What the task asks
Lay out the items from the start through the line containing "table-row: OLMUÉ 3" as a Markdown table with the columns Row and Text. Number each row, and leave out blank lines.

Dataset records
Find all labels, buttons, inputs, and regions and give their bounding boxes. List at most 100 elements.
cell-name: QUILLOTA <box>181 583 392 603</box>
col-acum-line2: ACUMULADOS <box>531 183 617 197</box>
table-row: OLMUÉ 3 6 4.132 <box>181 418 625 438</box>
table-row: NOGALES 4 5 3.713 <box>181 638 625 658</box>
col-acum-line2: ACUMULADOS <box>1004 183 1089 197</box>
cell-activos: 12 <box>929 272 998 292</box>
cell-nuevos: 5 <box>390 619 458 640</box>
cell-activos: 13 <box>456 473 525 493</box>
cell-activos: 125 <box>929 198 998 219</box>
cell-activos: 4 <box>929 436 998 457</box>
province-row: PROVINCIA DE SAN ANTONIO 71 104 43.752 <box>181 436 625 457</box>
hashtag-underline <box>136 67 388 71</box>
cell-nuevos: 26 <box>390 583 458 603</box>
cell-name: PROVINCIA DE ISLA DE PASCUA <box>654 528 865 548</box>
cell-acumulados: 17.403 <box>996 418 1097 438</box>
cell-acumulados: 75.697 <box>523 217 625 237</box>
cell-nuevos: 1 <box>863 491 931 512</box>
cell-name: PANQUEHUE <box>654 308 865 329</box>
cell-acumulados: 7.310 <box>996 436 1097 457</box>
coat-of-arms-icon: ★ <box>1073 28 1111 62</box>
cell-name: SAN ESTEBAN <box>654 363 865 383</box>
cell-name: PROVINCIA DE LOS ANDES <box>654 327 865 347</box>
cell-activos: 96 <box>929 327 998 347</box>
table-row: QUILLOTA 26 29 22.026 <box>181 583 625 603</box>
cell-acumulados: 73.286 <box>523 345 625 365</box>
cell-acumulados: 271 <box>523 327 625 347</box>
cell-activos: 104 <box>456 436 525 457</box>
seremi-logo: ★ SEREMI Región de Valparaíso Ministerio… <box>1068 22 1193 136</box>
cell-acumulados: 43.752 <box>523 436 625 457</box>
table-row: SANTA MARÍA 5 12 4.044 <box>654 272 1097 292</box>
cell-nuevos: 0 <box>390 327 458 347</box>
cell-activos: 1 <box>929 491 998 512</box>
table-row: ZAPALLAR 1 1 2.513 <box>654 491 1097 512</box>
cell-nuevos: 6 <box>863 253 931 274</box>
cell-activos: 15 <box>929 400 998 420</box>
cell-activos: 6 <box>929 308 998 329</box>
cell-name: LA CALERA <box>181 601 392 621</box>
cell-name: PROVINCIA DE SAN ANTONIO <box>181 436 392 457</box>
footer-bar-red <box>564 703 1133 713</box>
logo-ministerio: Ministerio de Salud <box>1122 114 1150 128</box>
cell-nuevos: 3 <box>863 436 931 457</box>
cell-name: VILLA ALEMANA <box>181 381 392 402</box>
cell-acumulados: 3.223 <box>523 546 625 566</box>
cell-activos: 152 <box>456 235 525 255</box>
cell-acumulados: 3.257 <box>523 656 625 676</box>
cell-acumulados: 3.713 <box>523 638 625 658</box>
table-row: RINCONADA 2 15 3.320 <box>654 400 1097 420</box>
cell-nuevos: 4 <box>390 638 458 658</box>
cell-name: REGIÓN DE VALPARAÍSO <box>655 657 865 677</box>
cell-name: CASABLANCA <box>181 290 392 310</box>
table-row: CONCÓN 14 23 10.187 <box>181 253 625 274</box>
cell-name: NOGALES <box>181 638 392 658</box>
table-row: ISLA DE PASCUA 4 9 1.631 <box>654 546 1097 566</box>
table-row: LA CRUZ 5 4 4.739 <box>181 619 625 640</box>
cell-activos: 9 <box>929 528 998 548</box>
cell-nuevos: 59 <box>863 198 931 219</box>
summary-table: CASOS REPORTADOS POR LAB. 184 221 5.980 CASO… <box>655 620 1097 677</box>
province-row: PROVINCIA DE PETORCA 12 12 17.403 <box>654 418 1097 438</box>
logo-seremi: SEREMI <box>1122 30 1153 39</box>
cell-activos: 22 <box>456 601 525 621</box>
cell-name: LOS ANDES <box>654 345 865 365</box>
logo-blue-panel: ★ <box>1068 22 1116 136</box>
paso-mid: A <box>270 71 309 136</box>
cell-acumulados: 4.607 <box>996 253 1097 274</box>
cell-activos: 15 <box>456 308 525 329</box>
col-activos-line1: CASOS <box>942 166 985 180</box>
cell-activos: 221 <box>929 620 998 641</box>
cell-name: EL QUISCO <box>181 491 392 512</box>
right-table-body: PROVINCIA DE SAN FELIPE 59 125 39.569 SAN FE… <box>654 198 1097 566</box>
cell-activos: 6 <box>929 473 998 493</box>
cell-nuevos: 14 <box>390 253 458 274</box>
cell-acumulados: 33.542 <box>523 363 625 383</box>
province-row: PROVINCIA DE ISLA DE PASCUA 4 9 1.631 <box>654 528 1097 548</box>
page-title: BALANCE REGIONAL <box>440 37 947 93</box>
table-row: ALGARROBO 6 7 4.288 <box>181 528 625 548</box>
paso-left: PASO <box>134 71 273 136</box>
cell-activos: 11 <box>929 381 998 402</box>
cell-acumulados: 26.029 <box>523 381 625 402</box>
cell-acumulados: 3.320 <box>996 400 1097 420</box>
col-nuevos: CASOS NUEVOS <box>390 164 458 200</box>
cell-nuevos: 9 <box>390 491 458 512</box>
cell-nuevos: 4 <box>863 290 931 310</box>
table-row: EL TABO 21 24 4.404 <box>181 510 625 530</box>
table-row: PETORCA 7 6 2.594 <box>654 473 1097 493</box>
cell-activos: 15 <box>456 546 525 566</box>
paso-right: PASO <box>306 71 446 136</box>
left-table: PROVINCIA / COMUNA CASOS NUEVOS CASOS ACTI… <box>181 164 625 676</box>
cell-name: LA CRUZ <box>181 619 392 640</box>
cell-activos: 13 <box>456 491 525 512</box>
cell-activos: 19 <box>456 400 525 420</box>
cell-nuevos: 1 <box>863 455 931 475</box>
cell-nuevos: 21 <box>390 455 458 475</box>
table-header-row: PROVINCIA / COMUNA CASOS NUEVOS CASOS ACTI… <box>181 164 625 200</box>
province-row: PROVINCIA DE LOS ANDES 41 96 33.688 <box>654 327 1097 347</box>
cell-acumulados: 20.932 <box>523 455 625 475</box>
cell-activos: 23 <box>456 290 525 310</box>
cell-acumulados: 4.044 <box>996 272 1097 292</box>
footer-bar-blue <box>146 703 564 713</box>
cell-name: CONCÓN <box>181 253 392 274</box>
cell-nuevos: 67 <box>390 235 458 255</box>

Expected answer
| Row | Text |
|---|---|
| 1 | Find all labels, buttons, inputs, and regions and give their bounding boxes. List at most 100 elements. |
| 2 | cell-name: QUILLOTA <box>181 583 392 603</box> |
| 3 | col-acum-line2: ACUMULADOS <box>531 183 617 197</box> |
| 4 | table-row: OLMUÉ 3 6 4.132 <box>181 418 625 438</box> |